== The task ==
Give only the number of lines that include the string "centered".

== Entries ==
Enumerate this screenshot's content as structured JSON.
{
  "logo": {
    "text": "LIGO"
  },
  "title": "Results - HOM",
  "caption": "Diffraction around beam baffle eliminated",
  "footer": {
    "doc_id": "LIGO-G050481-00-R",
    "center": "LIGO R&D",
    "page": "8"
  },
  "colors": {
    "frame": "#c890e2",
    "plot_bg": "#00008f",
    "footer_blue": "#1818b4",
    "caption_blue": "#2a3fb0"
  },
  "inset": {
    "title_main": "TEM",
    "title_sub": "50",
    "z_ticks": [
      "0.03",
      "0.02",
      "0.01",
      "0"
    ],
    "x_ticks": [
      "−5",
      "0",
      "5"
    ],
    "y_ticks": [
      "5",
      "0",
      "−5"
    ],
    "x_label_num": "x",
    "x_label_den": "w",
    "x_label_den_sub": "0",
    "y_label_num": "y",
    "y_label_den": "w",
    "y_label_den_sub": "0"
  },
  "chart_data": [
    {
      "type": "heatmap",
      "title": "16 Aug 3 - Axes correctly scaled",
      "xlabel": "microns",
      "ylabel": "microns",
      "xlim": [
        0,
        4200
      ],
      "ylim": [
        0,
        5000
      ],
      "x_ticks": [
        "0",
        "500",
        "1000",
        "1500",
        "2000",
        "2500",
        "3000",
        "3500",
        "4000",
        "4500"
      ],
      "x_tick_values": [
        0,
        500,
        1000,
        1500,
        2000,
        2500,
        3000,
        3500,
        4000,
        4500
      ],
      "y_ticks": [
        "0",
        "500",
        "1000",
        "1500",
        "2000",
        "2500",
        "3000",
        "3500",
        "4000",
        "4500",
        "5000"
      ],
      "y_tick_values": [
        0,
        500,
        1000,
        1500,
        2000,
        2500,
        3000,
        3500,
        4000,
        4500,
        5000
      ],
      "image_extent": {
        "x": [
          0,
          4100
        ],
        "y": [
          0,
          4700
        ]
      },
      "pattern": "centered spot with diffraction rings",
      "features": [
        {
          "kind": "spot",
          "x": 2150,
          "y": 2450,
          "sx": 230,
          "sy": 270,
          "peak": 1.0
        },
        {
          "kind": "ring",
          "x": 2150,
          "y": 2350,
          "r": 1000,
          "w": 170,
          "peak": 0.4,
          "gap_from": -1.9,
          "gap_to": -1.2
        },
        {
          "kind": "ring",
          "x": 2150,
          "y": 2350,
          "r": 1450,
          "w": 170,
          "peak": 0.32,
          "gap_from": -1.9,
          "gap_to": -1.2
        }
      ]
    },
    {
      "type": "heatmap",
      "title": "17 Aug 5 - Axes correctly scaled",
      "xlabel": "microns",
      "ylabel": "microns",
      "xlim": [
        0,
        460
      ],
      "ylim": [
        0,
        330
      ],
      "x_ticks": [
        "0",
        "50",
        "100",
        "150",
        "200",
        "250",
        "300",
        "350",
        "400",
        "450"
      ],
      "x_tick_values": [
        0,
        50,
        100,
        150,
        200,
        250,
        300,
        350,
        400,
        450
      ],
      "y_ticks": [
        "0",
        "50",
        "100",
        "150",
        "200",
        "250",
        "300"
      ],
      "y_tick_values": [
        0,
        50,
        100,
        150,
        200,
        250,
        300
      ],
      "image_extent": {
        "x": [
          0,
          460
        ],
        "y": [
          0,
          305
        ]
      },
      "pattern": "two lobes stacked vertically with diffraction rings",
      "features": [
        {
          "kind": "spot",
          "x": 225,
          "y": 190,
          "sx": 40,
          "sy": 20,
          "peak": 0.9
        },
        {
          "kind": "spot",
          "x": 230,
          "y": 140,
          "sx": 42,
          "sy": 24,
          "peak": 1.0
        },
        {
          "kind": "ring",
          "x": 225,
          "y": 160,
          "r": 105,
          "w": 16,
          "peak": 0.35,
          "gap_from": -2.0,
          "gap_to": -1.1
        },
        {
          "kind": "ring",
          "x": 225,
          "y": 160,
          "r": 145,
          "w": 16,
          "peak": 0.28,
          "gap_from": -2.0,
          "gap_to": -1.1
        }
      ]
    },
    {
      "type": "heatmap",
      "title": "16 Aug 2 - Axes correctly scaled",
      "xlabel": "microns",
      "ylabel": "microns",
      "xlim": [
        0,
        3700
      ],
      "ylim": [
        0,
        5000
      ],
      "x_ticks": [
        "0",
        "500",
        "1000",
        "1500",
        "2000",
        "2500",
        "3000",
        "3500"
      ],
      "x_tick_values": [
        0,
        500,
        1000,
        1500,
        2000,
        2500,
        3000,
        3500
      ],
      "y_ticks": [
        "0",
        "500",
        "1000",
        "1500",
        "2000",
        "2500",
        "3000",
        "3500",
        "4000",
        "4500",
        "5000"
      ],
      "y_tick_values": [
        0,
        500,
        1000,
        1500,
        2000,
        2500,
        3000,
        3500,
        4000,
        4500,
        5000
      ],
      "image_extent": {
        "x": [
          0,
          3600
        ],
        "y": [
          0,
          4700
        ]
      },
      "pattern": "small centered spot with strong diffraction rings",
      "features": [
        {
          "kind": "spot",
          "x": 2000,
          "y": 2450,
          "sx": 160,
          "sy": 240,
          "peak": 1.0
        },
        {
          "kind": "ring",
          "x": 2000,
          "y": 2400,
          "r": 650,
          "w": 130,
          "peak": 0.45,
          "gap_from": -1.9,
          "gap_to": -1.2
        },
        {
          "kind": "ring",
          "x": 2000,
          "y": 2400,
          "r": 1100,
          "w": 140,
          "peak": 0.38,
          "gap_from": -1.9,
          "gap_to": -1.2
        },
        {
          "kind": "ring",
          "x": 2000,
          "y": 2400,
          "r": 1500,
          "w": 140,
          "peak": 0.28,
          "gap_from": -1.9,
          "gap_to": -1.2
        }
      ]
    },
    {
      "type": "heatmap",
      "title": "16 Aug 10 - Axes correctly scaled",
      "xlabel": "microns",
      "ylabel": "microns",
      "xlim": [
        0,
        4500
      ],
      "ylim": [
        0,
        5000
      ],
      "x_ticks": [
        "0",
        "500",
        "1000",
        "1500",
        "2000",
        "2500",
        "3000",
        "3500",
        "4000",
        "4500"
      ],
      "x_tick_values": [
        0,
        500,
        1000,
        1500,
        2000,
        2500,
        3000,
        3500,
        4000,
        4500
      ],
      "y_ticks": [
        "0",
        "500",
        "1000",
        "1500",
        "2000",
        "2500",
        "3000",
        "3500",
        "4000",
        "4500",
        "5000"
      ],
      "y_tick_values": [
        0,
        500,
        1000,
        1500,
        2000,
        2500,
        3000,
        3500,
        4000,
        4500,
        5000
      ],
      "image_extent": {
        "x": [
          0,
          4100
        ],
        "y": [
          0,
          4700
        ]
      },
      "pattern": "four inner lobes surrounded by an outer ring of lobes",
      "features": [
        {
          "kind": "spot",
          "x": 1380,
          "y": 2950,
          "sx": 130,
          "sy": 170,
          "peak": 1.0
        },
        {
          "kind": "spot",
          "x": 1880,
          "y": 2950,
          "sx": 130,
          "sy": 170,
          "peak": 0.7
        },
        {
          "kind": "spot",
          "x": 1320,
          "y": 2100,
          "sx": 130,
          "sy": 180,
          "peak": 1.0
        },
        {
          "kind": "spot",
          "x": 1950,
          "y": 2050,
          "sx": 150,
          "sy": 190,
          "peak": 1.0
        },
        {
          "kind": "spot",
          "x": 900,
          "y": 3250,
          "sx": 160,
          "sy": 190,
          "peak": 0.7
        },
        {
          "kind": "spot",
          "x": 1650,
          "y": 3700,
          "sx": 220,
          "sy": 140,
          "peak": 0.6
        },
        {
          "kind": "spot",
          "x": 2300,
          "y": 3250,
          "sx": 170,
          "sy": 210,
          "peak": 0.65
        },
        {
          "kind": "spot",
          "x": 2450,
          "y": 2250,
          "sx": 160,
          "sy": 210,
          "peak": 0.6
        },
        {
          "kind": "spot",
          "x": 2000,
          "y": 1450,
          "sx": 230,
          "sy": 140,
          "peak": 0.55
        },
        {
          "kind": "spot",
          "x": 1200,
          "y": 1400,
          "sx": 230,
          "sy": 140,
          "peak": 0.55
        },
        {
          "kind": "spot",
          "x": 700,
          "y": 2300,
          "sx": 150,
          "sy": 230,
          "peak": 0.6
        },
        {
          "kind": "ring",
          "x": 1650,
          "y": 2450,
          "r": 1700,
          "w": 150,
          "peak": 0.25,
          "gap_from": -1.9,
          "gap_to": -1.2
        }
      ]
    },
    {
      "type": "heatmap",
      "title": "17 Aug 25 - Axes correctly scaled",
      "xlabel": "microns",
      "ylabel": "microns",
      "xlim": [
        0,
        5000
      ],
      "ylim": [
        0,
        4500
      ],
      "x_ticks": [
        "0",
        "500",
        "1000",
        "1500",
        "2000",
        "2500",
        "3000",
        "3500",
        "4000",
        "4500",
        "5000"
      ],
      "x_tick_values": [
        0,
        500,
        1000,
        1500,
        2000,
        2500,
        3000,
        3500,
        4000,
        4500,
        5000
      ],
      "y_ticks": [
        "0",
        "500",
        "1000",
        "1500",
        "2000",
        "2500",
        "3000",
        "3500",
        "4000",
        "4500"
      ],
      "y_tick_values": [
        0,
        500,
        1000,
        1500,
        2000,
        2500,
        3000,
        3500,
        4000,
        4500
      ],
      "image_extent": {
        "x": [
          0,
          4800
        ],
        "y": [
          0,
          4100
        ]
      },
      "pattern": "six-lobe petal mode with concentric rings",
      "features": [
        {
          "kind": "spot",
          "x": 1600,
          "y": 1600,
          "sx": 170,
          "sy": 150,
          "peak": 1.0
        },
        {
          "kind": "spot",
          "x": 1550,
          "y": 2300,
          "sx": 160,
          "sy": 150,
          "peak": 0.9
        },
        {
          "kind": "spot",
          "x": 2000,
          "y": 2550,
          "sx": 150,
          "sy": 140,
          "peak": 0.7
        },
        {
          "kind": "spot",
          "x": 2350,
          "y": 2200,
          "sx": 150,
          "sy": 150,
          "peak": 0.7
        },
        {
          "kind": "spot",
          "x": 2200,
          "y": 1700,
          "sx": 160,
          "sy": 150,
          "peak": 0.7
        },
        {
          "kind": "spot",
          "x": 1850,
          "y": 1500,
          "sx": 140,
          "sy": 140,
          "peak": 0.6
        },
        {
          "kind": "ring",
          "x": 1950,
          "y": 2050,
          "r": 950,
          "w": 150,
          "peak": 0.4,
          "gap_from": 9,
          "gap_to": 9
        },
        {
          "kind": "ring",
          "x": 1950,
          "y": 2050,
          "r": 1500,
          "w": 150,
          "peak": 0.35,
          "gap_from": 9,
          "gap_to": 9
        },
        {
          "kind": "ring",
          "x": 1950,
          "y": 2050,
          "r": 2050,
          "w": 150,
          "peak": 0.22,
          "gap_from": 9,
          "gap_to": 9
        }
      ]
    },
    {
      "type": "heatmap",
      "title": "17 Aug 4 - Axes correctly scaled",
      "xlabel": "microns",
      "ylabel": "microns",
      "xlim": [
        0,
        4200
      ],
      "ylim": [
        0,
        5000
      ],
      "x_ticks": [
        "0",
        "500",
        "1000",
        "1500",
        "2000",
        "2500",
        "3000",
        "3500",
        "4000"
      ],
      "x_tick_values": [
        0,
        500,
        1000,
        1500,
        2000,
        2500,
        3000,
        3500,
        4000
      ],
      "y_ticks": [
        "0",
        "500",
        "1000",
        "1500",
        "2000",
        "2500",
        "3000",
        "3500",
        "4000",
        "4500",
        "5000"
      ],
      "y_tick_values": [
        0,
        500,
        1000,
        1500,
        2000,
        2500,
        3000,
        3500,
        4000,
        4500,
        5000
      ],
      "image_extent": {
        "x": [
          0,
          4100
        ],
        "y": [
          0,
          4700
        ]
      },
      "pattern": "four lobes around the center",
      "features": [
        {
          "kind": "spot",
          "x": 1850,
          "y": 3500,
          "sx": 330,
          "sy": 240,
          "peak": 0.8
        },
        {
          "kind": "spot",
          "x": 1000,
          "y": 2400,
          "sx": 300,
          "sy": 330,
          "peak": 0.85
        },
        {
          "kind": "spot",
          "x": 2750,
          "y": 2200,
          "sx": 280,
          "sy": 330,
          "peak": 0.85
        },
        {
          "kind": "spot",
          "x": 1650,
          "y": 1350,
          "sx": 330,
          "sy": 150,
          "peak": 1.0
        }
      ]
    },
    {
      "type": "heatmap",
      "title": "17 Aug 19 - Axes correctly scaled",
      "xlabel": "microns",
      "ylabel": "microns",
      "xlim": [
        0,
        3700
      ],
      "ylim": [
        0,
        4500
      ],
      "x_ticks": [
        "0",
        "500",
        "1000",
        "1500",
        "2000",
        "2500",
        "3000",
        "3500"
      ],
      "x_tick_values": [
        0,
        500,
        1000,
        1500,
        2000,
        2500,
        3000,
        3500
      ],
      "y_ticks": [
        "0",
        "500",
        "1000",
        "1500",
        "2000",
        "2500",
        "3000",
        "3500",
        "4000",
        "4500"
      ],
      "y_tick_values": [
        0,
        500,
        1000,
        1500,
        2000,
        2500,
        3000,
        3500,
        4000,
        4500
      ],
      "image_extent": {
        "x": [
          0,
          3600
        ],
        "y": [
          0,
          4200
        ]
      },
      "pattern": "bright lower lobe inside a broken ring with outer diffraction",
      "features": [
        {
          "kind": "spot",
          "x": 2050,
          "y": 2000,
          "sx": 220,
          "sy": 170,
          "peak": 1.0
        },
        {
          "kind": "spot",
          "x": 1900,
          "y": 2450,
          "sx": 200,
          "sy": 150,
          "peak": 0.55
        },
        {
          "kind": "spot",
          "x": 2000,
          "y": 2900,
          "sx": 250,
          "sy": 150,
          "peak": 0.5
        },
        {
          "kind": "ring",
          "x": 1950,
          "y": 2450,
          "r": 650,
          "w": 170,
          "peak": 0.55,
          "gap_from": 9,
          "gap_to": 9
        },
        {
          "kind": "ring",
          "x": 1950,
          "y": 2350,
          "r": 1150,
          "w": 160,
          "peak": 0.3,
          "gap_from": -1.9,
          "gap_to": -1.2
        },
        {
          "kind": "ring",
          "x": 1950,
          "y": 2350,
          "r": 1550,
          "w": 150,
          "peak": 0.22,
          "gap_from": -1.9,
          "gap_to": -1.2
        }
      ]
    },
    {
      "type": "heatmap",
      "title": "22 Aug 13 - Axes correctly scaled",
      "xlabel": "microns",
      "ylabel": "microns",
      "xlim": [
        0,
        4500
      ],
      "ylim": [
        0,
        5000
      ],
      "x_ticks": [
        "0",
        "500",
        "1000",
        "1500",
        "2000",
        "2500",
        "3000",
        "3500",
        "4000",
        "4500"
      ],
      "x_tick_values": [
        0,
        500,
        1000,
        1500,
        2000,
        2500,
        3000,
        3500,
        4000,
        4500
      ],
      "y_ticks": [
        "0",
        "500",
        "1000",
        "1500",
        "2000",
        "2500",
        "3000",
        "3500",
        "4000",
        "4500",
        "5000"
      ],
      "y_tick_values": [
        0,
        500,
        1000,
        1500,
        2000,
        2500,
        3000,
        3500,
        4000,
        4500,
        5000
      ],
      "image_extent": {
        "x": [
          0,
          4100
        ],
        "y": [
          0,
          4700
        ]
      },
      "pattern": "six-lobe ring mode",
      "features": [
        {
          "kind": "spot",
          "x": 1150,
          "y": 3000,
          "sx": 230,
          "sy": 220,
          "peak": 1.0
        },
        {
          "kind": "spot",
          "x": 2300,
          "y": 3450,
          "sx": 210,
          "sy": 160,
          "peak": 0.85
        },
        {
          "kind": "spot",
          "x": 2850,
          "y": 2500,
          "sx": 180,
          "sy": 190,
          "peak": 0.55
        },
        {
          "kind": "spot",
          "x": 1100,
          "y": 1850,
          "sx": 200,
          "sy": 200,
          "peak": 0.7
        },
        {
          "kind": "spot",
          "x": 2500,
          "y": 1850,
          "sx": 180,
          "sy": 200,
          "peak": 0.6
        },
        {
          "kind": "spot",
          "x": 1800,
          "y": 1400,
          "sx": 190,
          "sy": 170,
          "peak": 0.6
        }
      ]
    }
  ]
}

--

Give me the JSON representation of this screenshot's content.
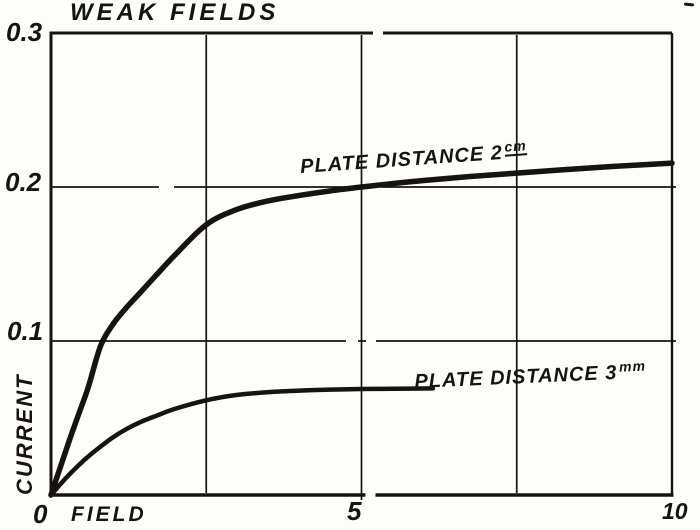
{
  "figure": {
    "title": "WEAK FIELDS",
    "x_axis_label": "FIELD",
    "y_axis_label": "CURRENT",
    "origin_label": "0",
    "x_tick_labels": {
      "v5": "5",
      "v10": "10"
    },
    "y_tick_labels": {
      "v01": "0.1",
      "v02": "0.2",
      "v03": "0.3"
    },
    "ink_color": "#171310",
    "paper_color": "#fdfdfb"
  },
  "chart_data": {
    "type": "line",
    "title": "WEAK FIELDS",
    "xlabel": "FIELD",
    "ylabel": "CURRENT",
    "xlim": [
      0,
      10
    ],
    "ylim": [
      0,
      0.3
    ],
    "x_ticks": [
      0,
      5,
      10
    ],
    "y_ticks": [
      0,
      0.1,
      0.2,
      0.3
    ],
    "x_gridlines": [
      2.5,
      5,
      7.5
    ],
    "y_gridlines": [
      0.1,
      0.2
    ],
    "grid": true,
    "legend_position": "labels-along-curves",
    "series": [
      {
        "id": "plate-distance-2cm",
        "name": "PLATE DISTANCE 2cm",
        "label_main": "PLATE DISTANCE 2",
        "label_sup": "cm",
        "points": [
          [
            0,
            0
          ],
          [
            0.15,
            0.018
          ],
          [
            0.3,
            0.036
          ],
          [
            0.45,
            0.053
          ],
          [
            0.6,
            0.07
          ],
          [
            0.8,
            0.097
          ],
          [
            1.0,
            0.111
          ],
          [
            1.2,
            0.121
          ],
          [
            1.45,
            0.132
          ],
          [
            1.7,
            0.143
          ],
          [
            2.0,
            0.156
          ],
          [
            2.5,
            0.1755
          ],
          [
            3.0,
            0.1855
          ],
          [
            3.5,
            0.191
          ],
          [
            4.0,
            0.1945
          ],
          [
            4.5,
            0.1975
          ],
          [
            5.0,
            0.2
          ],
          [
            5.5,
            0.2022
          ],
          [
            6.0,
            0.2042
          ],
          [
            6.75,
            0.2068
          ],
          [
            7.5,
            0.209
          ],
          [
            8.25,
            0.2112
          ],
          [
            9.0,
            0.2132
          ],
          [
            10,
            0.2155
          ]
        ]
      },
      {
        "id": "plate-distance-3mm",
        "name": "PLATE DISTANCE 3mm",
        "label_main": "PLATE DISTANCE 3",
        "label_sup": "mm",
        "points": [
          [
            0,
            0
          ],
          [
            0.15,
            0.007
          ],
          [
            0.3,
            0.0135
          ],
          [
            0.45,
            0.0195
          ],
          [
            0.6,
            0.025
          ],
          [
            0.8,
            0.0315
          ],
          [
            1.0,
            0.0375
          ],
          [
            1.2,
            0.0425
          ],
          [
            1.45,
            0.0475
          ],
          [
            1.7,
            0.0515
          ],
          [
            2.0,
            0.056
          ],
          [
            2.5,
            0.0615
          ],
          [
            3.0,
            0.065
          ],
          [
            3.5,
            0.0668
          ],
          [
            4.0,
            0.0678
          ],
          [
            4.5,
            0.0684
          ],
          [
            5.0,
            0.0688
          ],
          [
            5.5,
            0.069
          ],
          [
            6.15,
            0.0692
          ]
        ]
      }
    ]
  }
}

== Answer to the exercise ==
2